→ Exercise objective
Every record below should be transcribed exactly. Omit the images.

********************

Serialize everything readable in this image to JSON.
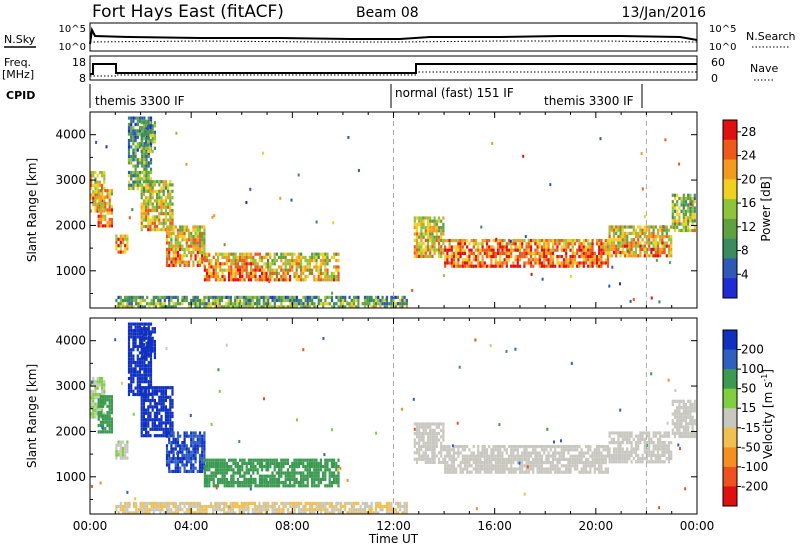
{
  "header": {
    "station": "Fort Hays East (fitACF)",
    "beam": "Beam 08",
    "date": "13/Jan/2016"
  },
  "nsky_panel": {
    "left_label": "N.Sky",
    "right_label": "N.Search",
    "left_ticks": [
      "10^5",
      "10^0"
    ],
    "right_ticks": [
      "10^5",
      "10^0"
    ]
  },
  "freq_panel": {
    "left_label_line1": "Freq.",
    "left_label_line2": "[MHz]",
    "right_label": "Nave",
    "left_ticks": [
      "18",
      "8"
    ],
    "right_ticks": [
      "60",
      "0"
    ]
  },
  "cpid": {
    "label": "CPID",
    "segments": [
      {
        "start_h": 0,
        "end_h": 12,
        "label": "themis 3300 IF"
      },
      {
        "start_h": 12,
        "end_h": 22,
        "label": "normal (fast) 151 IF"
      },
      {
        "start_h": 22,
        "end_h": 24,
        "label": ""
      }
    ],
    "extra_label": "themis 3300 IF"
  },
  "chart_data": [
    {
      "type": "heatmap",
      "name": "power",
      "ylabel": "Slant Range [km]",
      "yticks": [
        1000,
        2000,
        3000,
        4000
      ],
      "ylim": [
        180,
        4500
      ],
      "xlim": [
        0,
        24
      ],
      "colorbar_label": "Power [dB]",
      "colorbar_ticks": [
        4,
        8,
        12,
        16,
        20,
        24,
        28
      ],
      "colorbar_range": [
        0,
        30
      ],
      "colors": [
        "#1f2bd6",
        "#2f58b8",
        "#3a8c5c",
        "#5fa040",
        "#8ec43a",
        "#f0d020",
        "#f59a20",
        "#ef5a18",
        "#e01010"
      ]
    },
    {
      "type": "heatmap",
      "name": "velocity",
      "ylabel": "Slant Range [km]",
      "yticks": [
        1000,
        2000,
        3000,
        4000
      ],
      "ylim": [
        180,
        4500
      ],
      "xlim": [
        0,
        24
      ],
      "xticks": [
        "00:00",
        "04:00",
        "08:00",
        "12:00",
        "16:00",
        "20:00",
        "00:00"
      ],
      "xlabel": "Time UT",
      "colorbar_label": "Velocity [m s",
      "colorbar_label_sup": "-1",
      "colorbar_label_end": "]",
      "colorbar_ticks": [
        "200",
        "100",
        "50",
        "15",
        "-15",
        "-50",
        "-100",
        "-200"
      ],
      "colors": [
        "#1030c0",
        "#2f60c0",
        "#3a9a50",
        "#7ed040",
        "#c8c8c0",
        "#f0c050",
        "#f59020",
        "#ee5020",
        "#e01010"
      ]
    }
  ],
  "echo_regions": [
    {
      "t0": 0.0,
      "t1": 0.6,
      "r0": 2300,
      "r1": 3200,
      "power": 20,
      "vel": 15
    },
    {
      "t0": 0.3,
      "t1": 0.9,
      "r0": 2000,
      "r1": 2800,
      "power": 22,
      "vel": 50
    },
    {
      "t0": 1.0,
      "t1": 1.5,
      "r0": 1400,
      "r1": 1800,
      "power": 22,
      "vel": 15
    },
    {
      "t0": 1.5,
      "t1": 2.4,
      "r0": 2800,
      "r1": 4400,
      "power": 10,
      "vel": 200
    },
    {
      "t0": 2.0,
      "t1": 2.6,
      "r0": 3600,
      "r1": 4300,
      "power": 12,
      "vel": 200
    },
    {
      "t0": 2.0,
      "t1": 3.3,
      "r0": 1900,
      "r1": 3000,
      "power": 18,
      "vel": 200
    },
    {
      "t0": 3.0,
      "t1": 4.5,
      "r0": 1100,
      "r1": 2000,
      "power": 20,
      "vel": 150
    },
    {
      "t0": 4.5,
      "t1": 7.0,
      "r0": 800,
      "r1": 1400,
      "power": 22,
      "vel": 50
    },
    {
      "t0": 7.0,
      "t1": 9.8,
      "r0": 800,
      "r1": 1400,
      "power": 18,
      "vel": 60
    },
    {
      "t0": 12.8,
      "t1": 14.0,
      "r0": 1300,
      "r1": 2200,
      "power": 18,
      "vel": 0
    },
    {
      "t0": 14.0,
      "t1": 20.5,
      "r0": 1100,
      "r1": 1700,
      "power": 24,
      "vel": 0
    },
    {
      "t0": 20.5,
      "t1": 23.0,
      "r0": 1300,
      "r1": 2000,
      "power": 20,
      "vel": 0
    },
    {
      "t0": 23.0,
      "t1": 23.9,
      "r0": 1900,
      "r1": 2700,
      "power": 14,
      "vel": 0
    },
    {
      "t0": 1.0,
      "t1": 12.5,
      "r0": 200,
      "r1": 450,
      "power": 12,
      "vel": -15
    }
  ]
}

********************

→ Problem solution
Serialize everything readable in this image to JSON.
{
  "header": {
    "station": "Fort Hays East (fitACF)",
    "beam": "Beam 08",
    "date": "13/Jan/2016"
  },
  "nsky_panel": {
    "left_label": "N.Sky",
    "right_label": "N.Search",
    "left_ticks": [
      "10^5",
      "10^0"
    ],
    "right_ticks": [
      "10^5",
      "10^0"
    ]
  },
  "freq_panel": {
    "left_label_line1": "Freq.",
    "left_label_line2": "[MHz]",
    "right_label": "Nave",
    "left_ticks": [
      "18",
      "8"
    ],
    "right_ticks": [
      "60",
      "0"
    ]
  },
  "cpid": {
    "label": "CPID",
    "segments": [
      {
        "start_h": 0,
        "end_h": 12,
        "label": "themis 3300 IF"
      },
      {
        "start_h": 12,
        "end_h": 22,
        "label": "normal (fast) 151 IF"
      },
      {
        "start_h": 22,
        "end_h": 24,
        "label": ""
      }
    ],
    "extra_label": "themis 3300 IF"
  },
  "chart_data": [
    {
      "type": "heatmap",
      "name": "power",
      "ylabel": "Slant Range [km]",
      "yticks": [
        1000,
        2000,
        3000,
        4000
      ],
      "ylim": [
        180,
        4500
      ],
      "xlim": [
        0,
        24
      ],
      "colorbar_label": "Power [dB]",
      "colorbar_ticks": [
        4,
        8,
        12,
        16,
        20,
        24,
        28
      ],
      "colorbar_range": [
        0,
        30
      ],
      "colors": [
        "#1f2bd6",
        "#2f58b8",
        "#3a8c5c",
        "#5fa040",
        "#8ec43a",
        "#f0d020",
        "#f59a20",
        "#ef5a18",
        "#e01010"
      ]
    },
    {
      "type": "heatmap",
      "name": "velocity",
      "ylabel": "Slant Range [km]",
      "yticks": [
        1000,
        2000,
        3000,
        4000
      ],
      "ylim": [
        180,
        4500
      ],
      "xlim": [
        0,
        24
      ],
      "xticks": [
        "00:00",
        "04:00",
        "08:00",
        "12:00",
        "16:00",
        "20:00",
        "00:00"
      ],
      "xlabel": "Time UT",
      "colorbar_label": "Velocity [m s",
      "colorbar_label_sup": "-1",
      "colorbar_label_end": "]",
      "colorbar_ticks": [
        "200",
        "100",
        "50",
        "15",
        "-15",
        "-50",
        "-100",
        "-200"
      ],
      "colors": [
        "#1030c0",
        "#2f60c0",
        "#3a9a50",
        "#7ed040",
        "#c8c8c0",
        "#f0c050",
        "#f59020",
        "#ee5020",
        "#e01010"
      ]
    }
  ],
  "echo_regions": [
    {
      "t0": 0.0,
      "t1": 0.6,
      "r0": 2300,
      "r1": 3200,
      "power": 20,
      "vel": 15
    },
    {
      "t0": 0.3,
      "t1": 0.9,
      "r0": 2000,
      "r1": 2800,
      "power": 22,
      "vel": 50
    },
    {
      "t0": 1.0,
      "t1": 1.5,
      "r0": 1400,
      "r1": 1800,
      "power": 22,
      "vel": 15
    },
    {
      "t0": 1.5,
      "t1": 2.4,
      "r0": 2800,
      "r1": 4400,
      "power": 10,
      "vel": 200
    },
    {
      "t0": 2.0,
      "t1": 2.6,
      "r0": 3600,
      "r1": 4300,
      "power": 12,
      "vel": 200
    },
    {
      "t0": 2.0,
      "t1": 3.3,
      "r0": 1900,
      "r1": 3000,
      "power": 18,
      "vel": 200
    },
    {
      "t0": 3.0,
      "t1": 4.5,
      "r0": 1100,
      "r1": 2000,
      "power": 20,
      "vel": 150
    },
    {
      "t0": 4.5,
      "t1": 7.0,
      "r0": 800,
      "r1": 1400,
      "power": 22,
      "vel": 50
    },
    {
      "t0": 7.0,
      "t1": 9.8,
      "r0": 800,
      "r1": 1400,
      "power": 18,
      "vel": 60
    },
    {
      "t0": 12.8,
      "t1": 14.0,
      "r0": 1300,
      "r1": 2200,
      "power": 18,
      "vel": 0
    },
    {
      "t0": 14.0,
      "t1": 20.5,
      "r0": 1100,
      "r1": 1700,
      "power": 24,
      "vel": 0
    },
    {
      "t0": 20.5,
      "t1": 23.0,
      "r0": 1300,
      "r1": 2000,
      "power": 20,
      "vel": 0
    },
    {
      "t0": 23.0,
      "t1": 23.9,
      "r0": 1900,
      "r1": 2700,
      "power": 14,
      "vel": 0
    },
    {
      "t0": 1.0,
      "t1": 12.5,
      "r0": 200,
      "r1": 450,
      "power": 12,
      "vel": -15
    }
  ]
}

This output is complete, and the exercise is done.